Algérie: paniquée par ses failles en cybersécurité, l'armée mène une course contre la montre perdue d'avance

Beaucoup de pays africains affichent un sérieux retard en matière de cybercriminalité.

Beaucoup de pays africains affichent un sérieux retard en matière de cybercriminalité.. DR

Le 10/06/2020 à 17h19, mis à jour le 10/06/2020 à 17h22

Revue de pressePaniquée par son énorme retard en matière de cybersécurité, l’Armée nationale populaire s’est enfin lancée dans un projet destiné à contrer d’éventuelles cyberattaques pouvant venir tant de l’intérieur que de l’extérieur du pays. Problème: ce projet pour rattraper son retard prend l’eau.

D'après le site Comparitech, l'Algérie est le pays qui est le plus vulnérable aux cyberattaques dans le monde. En effet, après avoir scruté dans 76 pays, des facteurs de cybersécurité comme l’infection aux malwares, les attaques du système financier, la protection face aux cyberattaques ou encore la législation en matière de cybersécurité, c'est l'Algérie qui arrive dernière de la classe.

C'est l'une des raisons ayant poussé l'armée à vouloir rattraper ce retard. Malheureusement, rien ne semble aller comme prévu depuis qu'un premier projet de lutte contre les cyberattaques a été lancé, voici trois longues années.

Il s'agit, selon la lettre d'information confidentielle Africa Intelligence, de construire le premier centre de cyberdéfense pour assurer la sécurité de ses systèmes. Le projet qui doit être érigé à El Biar, qui sert de première région militaire à l'armée, est confié à un cabinet d'architecte, en l'occurrence Icar Chaouch.

Sauf que pour l'heure rien n'est encore sorti du sol et l'étude ne serait même pas bouclée. C’en est au point où le prestataire a été mis en demeure le 14 mai. L'armée du général Chengriha lui reproche, entre autres griefs, un "non-respect du planning contractuel" et des "retards considérables enregistrés sur le rendu de l'étude".

Ce projet qui a été lancé dès 2017, "à la suite de la vaste cyberattaque via le logiciel malveillant nommé WannaCry" est supposé être un élément clé de la stratégie de cyberdéfense nationale algérienne. C'est le signe que le pays a pris conscience bien tardivement de sa vulnérabilité en matière de cybersécurité.

Éléments de données:
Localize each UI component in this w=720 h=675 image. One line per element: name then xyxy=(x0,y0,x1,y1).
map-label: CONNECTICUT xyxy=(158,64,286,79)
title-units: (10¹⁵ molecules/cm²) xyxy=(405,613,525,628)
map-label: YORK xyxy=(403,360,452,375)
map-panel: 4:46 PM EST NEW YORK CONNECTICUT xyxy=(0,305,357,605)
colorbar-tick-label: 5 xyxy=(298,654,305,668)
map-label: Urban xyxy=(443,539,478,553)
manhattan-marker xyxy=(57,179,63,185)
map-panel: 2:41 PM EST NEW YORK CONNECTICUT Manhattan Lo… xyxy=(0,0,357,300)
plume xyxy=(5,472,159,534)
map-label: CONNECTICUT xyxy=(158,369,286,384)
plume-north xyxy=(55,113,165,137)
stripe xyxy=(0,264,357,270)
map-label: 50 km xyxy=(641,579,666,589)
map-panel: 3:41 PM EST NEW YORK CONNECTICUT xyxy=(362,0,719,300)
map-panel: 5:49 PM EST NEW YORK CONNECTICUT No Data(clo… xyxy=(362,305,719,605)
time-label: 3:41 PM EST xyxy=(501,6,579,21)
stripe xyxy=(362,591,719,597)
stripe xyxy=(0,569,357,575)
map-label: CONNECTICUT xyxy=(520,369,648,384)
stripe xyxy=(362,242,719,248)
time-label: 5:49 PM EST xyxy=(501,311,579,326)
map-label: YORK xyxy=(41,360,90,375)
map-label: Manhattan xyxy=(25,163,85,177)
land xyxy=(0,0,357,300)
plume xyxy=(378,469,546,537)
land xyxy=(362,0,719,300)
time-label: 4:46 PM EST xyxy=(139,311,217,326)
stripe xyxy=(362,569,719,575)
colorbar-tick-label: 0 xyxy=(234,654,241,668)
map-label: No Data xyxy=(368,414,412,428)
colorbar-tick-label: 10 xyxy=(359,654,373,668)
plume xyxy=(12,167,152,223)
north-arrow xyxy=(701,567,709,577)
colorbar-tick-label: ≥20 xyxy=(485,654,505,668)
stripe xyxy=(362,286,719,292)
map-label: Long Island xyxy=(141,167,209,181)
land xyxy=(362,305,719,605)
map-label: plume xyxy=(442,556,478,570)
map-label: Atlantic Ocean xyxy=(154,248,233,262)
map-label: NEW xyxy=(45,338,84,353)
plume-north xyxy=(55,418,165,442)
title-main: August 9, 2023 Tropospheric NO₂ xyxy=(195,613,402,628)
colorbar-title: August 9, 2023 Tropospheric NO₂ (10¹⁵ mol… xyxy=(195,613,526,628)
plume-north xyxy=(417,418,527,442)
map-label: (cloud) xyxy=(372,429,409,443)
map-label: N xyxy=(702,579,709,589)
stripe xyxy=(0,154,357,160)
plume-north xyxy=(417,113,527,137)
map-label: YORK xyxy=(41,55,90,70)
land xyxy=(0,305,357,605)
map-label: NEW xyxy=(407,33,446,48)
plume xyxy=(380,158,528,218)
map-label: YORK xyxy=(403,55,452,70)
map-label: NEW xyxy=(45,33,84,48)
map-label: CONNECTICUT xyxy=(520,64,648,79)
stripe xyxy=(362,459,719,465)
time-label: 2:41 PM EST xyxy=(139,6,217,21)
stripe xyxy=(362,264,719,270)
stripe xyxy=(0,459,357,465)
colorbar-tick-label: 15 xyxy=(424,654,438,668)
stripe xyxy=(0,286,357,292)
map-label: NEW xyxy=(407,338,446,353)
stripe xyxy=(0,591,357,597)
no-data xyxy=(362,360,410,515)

▶ [Vos consignes]:
1. D'après l'article sur la cybersécurité en Algérie, à quel cabinet d'architecte le projet de centre de cyberdéfense a-t-il été confié ?
2. Recopiez le passage de l'article sur la cybersécurité en Algérie allant de « D'après le site » à « de la classe. », en substituant « 80 » à « 76 ».
Ces enregistrements proviennent d'une autre source.

▶ [Solutions ordonnées]:
1. Icar Chaouch.

2.
D'après le site Comparitech, l'Algérie est le pays qui est le plus vulnérable aux cyberattaques dans le monde. En effet, après avoir scruté dans 80 pays, des facteurs de cybersécurité comme l’infection aux malwares, les attaques du système financier, la protection face aux cyberattaques ou encore la législation en matière de cybersécurité, c'est l'Algérie qui arrive dernière de la classe.